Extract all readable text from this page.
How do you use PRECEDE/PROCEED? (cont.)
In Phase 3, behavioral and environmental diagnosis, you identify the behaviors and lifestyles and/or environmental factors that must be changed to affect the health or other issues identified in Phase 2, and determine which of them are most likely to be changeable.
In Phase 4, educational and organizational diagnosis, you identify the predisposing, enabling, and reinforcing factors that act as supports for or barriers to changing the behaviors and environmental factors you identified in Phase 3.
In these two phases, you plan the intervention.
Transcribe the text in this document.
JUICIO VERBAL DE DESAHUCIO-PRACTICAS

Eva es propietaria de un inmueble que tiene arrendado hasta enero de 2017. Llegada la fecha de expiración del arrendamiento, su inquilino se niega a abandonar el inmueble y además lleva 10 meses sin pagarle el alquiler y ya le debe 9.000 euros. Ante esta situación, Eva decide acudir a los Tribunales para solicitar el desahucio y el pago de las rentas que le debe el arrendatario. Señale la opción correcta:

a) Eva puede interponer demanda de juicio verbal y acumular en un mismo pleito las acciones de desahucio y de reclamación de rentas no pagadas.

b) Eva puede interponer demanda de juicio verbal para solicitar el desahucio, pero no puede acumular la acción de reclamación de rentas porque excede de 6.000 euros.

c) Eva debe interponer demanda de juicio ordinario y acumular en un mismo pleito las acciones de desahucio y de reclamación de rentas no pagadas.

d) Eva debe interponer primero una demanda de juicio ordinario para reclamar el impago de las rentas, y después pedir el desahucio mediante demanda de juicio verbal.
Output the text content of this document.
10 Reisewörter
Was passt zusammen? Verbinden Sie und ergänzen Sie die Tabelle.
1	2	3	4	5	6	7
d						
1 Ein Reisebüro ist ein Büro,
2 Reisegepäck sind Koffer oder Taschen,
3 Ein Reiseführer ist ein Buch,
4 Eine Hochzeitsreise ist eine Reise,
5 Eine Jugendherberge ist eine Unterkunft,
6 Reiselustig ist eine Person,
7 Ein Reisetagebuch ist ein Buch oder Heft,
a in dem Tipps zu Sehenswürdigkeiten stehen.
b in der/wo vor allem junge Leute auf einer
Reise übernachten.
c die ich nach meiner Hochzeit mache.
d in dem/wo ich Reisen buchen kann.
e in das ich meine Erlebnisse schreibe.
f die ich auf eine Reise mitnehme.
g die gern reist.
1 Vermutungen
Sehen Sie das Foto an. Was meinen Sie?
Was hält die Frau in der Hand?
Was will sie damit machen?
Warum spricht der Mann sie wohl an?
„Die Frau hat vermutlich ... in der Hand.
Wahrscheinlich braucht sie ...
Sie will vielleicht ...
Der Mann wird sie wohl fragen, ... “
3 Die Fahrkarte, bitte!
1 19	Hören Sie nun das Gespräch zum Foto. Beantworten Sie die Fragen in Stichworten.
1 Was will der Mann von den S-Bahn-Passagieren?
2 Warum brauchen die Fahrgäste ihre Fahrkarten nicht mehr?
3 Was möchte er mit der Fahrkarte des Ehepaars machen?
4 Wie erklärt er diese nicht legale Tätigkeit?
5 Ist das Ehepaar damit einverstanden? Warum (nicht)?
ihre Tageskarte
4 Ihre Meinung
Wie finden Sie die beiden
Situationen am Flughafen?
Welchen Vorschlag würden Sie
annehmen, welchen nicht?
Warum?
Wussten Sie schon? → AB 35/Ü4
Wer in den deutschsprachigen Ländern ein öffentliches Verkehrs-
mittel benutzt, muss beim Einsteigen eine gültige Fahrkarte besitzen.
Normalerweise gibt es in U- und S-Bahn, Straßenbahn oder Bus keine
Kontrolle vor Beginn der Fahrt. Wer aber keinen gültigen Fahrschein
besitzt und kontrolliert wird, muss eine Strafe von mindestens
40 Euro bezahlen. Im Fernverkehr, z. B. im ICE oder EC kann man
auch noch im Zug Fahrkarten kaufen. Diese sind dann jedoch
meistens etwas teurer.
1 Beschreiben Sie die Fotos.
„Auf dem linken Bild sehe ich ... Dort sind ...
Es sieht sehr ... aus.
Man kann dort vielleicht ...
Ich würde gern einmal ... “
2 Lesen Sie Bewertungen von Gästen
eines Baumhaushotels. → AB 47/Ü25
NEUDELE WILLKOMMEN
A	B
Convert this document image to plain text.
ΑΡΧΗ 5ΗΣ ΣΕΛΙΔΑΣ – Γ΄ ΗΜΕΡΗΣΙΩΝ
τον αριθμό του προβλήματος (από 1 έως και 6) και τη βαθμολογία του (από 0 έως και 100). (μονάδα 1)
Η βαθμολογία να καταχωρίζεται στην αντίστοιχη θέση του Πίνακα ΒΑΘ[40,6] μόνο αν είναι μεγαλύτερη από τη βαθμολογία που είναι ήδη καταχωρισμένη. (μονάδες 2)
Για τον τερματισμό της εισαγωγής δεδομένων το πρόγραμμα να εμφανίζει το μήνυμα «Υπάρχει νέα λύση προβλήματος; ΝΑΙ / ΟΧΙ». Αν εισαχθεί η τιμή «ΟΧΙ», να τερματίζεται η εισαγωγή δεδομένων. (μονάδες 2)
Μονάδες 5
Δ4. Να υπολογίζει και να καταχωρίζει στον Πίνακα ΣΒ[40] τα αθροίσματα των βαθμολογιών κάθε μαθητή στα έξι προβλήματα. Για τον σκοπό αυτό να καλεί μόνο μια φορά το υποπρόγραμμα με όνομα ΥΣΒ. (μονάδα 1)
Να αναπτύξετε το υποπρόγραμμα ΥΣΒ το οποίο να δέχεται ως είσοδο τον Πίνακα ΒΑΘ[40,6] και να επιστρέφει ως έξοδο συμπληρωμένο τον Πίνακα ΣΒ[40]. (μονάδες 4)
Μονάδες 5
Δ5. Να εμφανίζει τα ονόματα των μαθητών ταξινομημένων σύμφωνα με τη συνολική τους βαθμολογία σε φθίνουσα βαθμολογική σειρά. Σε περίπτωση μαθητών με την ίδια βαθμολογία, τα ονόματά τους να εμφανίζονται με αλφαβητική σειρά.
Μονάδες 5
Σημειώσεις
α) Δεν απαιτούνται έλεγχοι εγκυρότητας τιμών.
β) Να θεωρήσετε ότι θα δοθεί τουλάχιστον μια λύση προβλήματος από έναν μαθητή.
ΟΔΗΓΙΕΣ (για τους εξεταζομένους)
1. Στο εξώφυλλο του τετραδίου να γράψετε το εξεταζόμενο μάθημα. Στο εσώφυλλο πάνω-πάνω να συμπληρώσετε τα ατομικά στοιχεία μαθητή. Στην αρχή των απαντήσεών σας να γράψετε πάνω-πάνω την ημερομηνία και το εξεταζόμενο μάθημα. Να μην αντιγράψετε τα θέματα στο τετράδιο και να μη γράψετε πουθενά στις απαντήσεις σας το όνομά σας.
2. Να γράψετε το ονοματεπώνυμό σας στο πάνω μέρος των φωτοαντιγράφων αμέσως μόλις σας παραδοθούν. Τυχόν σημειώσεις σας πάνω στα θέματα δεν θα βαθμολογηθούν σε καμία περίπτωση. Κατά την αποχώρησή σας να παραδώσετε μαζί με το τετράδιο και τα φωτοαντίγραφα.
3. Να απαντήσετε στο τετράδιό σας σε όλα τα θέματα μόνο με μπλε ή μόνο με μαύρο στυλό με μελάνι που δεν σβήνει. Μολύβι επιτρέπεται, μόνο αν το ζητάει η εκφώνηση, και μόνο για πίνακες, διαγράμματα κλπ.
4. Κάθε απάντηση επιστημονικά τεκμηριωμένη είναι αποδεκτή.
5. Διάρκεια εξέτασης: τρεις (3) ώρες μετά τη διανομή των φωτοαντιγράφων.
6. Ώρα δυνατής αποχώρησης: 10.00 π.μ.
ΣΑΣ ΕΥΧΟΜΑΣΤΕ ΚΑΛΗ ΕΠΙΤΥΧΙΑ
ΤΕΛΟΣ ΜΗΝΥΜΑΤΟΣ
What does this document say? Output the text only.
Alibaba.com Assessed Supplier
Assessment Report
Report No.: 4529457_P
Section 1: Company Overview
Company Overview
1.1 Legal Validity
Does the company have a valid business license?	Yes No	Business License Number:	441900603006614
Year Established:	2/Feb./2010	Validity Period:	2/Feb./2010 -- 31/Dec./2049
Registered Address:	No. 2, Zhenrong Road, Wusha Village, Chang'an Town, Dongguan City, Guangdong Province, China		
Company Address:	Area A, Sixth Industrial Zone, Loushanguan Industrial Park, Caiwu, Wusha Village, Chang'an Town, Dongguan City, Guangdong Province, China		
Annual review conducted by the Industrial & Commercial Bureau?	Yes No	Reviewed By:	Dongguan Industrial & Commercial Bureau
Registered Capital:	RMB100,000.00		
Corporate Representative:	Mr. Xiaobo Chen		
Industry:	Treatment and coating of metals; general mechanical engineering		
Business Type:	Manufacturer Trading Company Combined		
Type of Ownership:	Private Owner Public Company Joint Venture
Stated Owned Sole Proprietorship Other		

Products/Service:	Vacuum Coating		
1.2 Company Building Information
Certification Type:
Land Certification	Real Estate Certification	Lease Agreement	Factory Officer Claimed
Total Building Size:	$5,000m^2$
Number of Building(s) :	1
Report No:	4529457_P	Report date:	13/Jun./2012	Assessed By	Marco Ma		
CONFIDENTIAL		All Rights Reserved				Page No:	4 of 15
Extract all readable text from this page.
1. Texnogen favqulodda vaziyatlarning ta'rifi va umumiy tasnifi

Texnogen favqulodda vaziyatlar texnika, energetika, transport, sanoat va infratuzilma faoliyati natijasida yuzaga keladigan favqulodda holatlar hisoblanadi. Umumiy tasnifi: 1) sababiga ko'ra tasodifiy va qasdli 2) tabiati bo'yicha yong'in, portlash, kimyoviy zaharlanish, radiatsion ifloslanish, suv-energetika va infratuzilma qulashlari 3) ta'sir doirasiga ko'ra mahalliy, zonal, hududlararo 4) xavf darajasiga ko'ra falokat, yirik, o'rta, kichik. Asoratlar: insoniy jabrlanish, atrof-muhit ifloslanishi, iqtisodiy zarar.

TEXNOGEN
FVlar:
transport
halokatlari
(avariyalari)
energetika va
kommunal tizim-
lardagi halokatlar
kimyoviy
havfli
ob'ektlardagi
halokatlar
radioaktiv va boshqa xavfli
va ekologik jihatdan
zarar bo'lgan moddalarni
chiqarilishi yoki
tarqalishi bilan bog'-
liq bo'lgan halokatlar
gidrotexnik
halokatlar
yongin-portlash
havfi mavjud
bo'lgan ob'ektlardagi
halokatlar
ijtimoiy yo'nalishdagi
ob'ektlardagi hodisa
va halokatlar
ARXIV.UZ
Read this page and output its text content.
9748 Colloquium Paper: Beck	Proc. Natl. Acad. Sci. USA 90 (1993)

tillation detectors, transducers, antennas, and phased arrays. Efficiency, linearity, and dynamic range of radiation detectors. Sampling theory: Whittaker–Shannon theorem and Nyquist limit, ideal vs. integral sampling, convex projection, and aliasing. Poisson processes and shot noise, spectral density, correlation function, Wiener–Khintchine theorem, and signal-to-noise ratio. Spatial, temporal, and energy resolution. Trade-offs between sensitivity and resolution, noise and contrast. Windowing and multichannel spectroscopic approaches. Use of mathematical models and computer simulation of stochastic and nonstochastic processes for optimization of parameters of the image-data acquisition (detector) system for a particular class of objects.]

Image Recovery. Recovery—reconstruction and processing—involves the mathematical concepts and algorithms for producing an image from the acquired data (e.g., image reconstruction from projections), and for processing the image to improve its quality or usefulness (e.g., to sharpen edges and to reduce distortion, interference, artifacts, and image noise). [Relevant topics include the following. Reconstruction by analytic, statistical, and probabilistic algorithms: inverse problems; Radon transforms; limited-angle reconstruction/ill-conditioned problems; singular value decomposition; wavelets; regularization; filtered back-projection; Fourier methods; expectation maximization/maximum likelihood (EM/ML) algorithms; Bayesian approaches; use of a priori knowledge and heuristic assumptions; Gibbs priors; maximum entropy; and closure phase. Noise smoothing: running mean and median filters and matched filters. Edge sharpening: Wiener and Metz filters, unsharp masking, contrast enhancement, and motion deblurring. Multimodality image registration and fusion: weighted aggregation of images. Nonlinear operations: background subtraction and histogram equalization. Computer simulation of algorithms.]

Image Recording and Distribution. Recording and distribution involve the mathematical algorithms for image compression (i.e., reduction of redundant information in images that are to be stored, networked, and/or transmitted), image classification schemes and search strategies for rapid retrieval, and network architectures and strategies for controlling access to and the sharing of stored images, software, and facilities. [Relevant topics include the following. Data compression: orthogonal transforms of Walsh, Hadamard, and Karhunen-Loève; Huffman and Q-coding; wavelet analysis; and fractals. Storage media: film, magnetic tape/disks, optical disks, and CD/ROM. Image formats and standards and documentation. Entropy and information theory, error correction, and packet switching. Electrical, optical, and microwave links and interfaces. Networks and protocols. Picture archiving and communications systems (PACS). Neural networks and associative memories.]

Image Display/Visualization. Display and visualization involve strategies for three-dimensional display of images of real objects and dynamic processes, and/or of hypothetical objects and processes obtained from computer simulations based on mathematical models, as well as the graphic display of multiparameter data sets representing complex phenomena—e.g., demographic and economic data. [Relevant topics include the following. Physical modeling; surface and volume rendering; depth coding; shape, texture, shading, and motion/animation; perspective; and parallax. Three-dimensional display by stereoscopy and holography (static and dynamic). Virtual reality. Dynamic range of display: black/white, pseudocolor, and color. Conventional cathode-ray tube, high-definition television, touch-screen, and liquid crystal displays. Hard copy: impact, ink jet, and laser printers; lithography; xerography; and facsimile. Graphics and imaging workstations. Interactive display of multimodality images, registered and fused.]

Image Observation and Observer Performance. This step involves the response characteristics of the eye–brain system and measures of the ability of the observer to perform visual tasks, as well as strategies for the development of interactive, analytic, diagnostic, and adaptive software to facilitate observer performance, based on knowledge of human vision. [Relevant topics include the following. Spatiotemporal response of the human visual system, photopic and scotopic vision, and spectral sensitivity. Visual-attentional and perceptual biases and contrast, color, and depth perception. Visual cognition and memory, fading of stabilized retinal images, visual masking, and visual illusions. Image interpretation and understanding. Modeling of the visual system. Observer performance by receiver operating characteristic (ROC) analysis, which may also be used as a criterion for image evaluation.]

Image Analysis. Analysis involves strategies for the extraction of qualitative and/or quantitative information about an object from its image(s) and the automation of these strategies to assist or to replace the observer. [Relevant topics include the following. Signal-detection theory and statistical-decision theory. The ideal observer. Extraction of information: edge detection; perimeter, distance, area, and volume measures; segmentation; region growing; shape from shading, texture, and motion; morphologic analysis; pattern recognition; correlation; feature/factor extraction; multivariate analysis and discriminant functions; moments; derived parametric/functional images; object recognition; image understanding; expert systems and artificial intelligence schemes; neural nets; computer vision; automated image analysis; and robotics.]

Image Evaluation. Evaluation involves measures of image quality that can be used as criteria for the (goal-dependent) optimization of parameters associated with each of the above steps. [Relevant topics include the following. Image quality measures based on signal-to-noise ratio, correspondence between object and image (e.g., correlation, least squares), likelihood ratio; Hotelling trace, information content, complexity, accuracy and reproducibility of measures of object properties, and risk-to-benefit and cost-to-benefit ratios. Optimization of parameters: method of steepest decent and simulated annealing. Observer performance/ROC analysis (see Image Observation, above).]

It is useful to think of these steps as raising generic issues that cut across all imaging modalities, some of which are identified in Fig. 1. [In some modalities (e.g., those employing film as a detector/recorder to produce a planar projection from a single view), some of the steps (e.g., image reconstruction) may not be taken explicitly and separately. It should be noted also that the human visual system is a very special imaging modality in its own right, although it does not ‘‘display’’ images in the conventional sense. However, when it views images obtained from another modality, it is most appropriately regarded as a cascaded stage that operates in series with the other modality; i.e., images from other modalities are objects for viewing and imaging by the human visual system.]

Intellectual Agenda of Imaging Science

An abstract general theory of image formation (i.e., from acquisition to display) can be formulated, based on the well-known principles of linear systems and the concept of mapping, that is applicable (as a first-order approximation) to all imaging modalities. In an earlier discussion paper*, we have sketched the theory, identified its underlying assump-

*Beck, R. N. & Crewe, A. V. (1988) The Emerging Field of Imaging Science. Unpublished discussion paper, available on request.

> Stated task: Select from the material above each line in which the string "Overview" appears, and list those lines.

> Final result:
Section 1: Company Overview
Company Overview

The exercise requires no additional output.